» **EXERCISE PROMPT**: Find and return each line containing "sera".

» **INPUT ROWS**:
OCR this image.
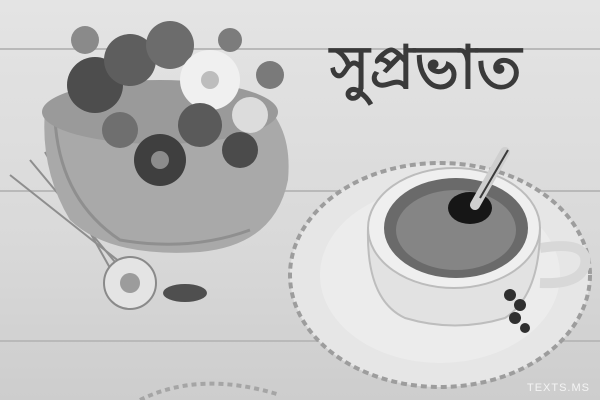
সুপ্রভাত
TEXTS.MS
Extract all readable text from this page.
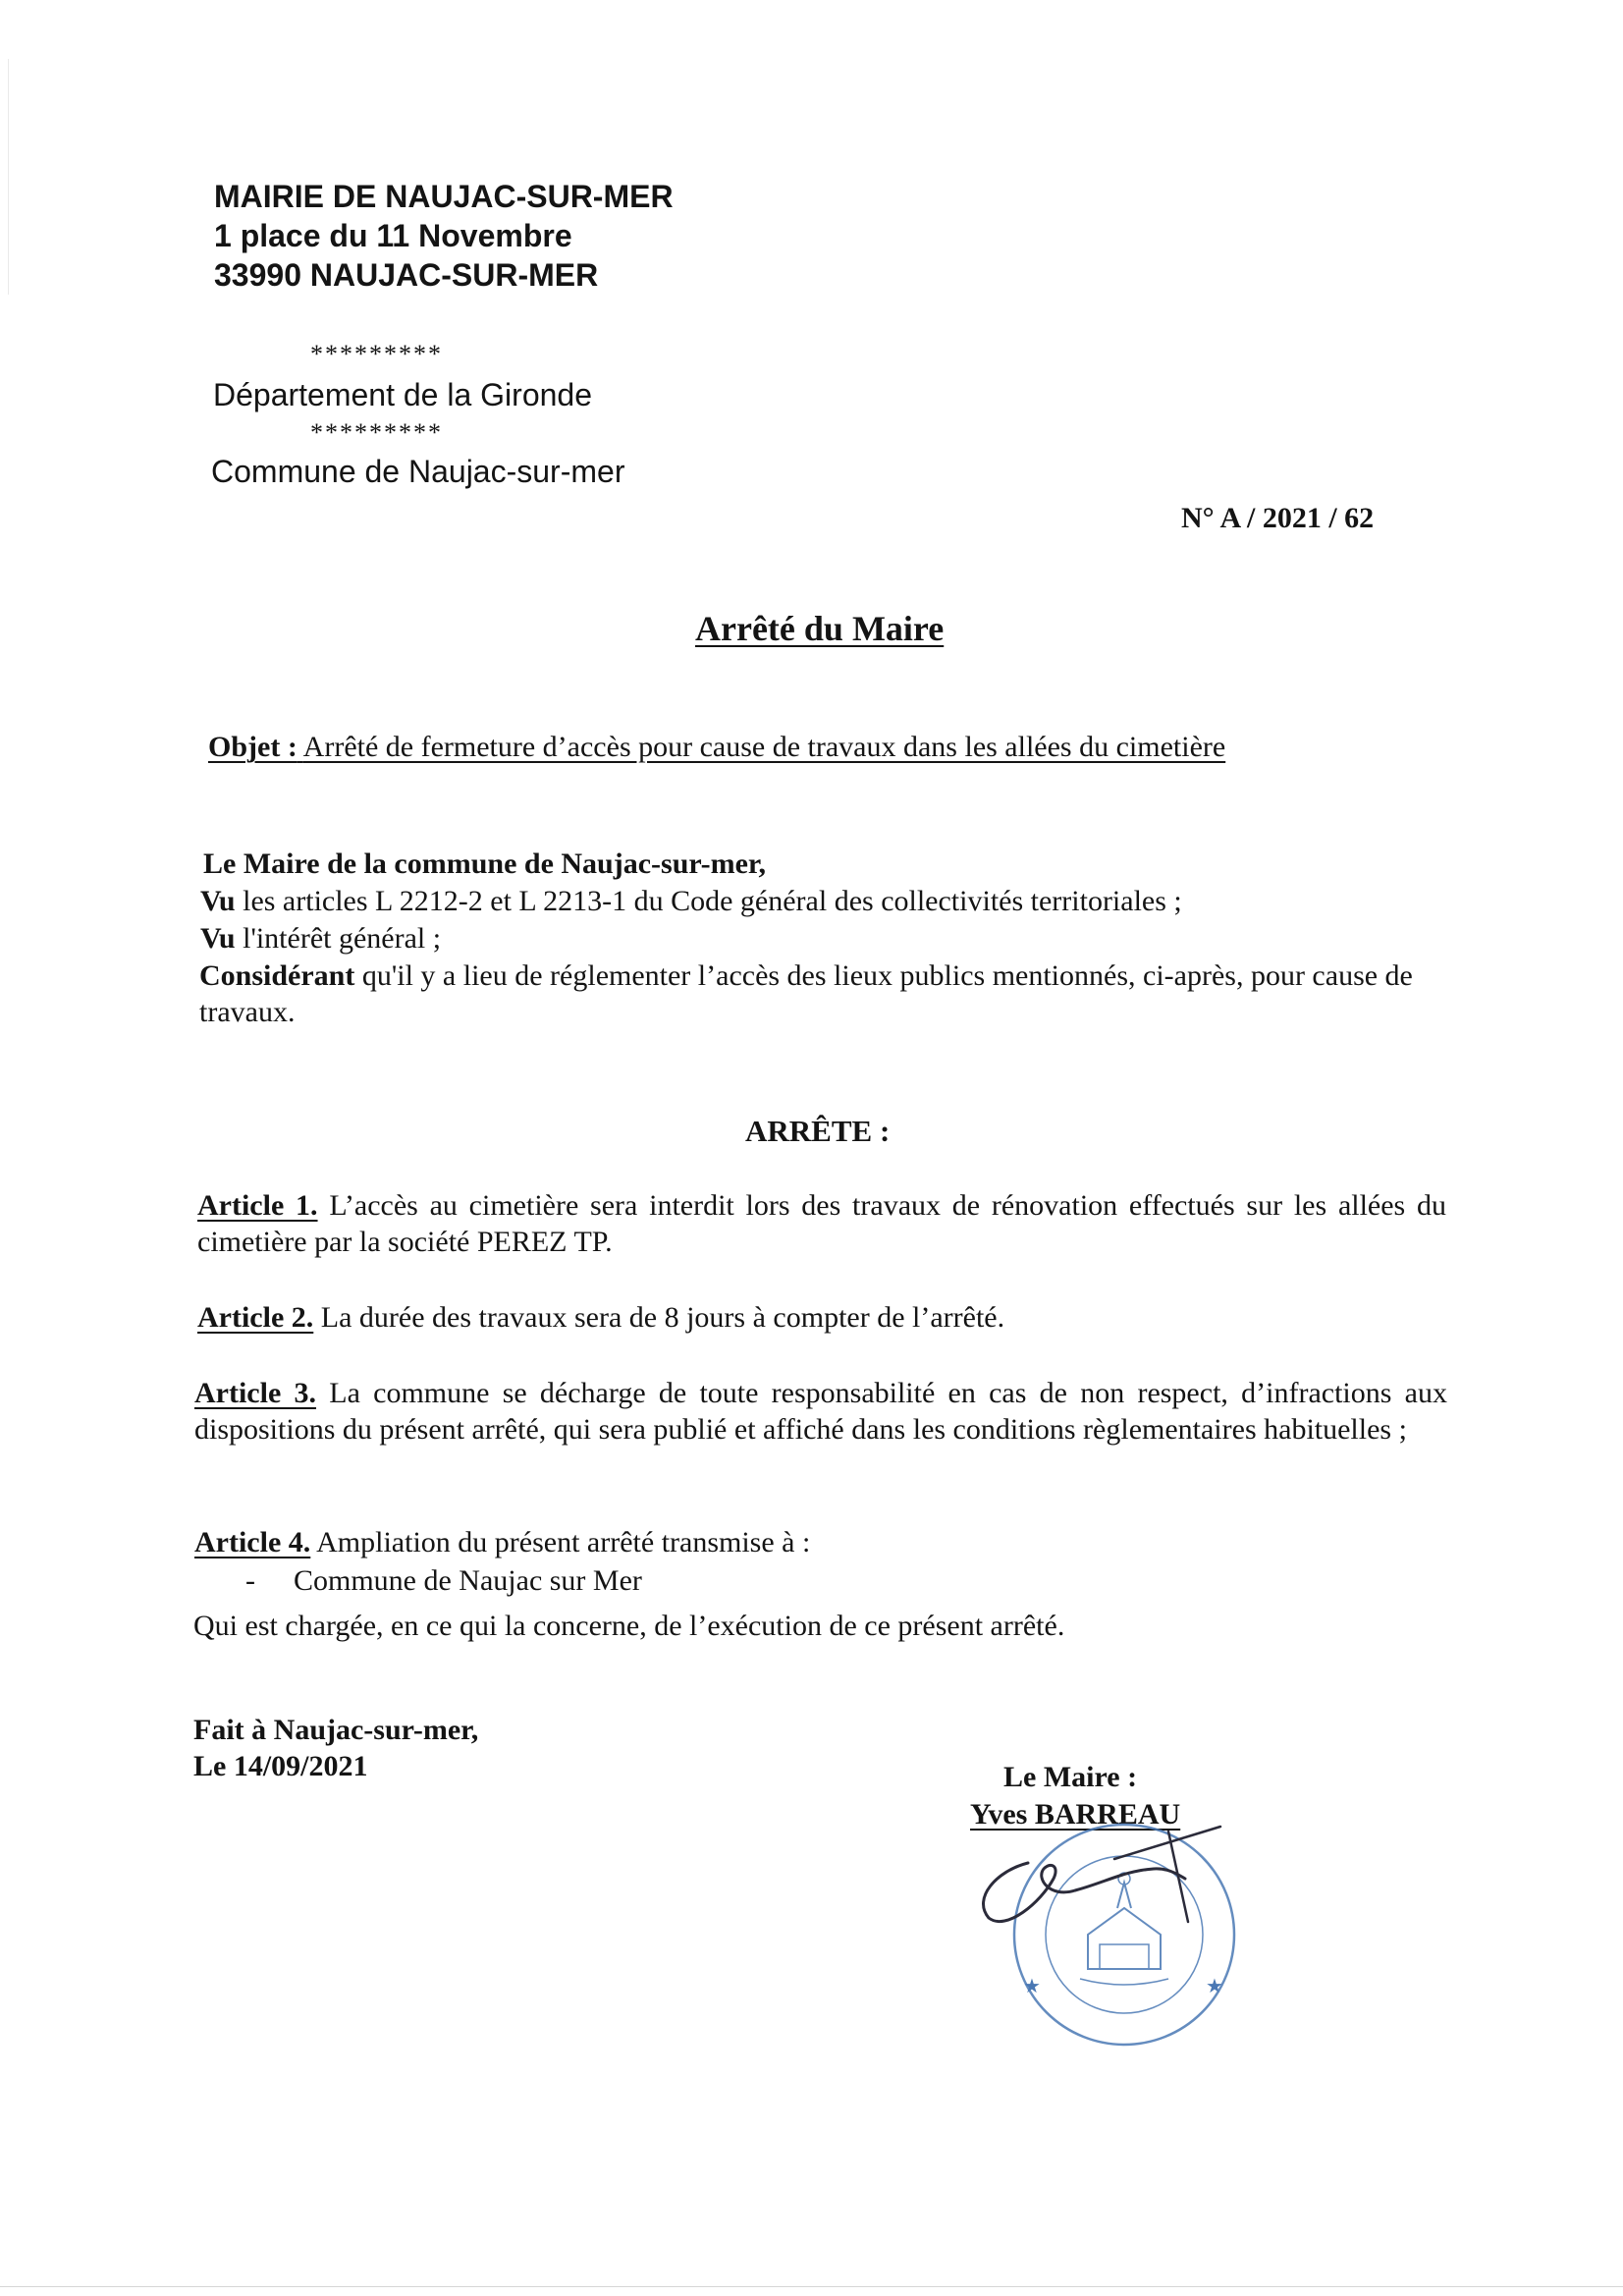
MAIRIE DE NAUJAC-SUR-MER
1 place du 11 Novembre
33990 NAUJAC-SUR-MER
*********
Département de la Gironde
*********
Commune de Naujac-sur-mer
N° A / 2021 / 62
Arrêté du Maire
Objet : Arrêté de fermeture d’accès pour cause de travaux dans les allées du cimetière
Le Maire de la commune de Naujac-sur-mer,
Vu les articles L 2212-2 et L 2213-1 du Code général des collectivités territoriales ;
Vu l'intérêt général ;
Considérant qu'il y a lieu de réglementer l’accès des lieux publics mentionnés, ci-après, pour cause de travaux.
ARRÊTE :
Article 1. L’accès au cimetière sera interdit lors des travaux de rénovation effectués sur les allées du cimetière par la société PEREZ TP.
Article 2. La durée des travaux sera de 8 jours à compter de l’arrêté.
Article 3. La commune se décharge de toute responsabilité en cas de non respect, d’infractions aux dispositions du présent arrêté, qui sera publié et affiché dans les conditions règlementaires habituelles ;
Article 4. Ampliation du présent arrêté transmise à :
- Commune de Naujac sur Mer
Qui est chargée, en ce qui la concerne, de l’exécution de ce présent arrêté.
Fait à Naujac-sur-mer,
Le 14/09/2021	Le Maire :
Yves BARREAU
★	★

» **ANSWER TO THE TASK**:
Article 1. L’accès au cimetière sera interdit lors des travaux de rénovation effectués sur les allées du cimetière par la société PEREZ TP.
Article 2. La durée des travaux sera de 8 jours à compter de l’arrêté.
Article 3. La commune se décharge de toute responsabilité en cas de non respect, d’infractions aux dispositions du présent arrêté, qui sera publié et affiché dans les conditions règlementaires habituelles ;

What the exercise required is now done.